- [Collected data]
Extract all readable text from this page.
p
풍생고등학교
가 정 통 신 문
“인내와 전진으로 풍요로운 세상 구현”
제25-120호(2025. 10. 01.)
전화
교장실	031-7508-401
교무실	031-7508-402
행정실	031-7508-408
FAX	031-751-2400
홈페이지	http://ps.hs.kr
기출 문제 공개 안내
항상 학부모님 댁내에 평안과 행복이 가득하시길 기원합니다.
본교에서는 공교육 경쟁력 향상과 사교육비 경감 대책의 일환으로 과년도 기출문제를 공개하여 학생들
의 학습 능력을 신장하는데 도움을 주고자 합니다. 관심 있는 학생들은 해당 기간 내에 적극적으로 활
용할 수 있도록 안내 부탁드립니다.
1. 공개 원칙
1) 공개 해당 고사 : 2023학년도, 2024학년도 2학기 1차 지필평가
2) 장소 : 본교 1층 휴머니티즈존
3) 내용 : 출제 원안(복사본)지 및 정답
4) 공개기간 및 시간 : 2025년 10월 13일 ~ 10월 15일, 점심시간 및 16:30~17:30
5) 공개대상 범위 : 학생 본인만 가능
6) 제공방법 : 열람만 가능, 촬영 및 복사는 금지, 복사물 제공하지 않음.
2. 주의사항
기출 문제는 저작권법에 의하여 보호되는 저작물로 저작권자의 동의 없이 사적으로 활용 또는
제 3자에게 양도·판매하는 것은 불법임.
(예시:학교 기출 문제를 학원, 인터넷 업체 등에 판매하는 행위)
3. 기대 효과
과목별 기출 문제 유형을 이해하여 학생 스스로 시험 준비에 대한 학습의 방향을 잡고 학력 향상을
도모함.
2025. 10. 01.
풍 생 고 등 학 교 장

- [TASK BRIEF] Print the records above in full, exactly.

- [ANSWER TO THE EXERCISE]
Extract all readable text from this page.
p
풍생고등학교
가 정 통 신 문
“인내와 전진으로 풍요로운 세상 구현”
제25-120호(2025. 10. 01.)
전화
교장실	031-7508-401
교무실	031-7508-402
행정실	031-7508-408
FAX	031-751-2400
홈페이지	http://ps.hs.kr
기출 문제 공개 안내
항상 학부모님 댁내에 평안과 행복이 가득하시길 기원합니다.
본교에서는 공교육 경쟁력 향상과 사교육비 경감 대책의 일환으로 과년도 기출문제를 공개하여 학생들
의 학습 능력을 신장하는데 도움을 주고자 합니다. 관심 있는 학생들은 해당 기간 내에 적극적으로 활
용할 수 있도록 안내 부탁드립니다.
1. 공개 원칙
1) 공개 해당 고사 : 2023학년도, 2024학년도 2학기 1차 지필평가
2) 장소 : 본교 1층 휴머니티즈존
3) 내용 : 출제 원안(복사본)지 및 정답
4) 공개기간 및 시간 : 2025년 10월 13일 ~ 10월 15일, 점심시간 및 16:30~17:30
5) 공개대상 범위 : 학생 본인만 가능
6) 제공방법 : 열람만 가능, 촬영 및 복사는 금지, 복사물 제공하지 않음.
2. 주의사항
기출 문제는 저작권법에 의하여 보호되는 저작물로 저작권자의 동의 없이 사적으로 활용 또는
제 3자에게 양도·판매하는 것은 불법임.
(예시:학교 기출 문제를 학원, 인터넷 업체 등에 판매하는 행위)
3. 기대 효과
과목별 기출 문제 유형을 이해하여 학생 스스로 시험 준비에 대한 학습의 방향을 잡고 학력 향상을
도모함.
2025. 10. 01.
풍 생 고 등 학 교 장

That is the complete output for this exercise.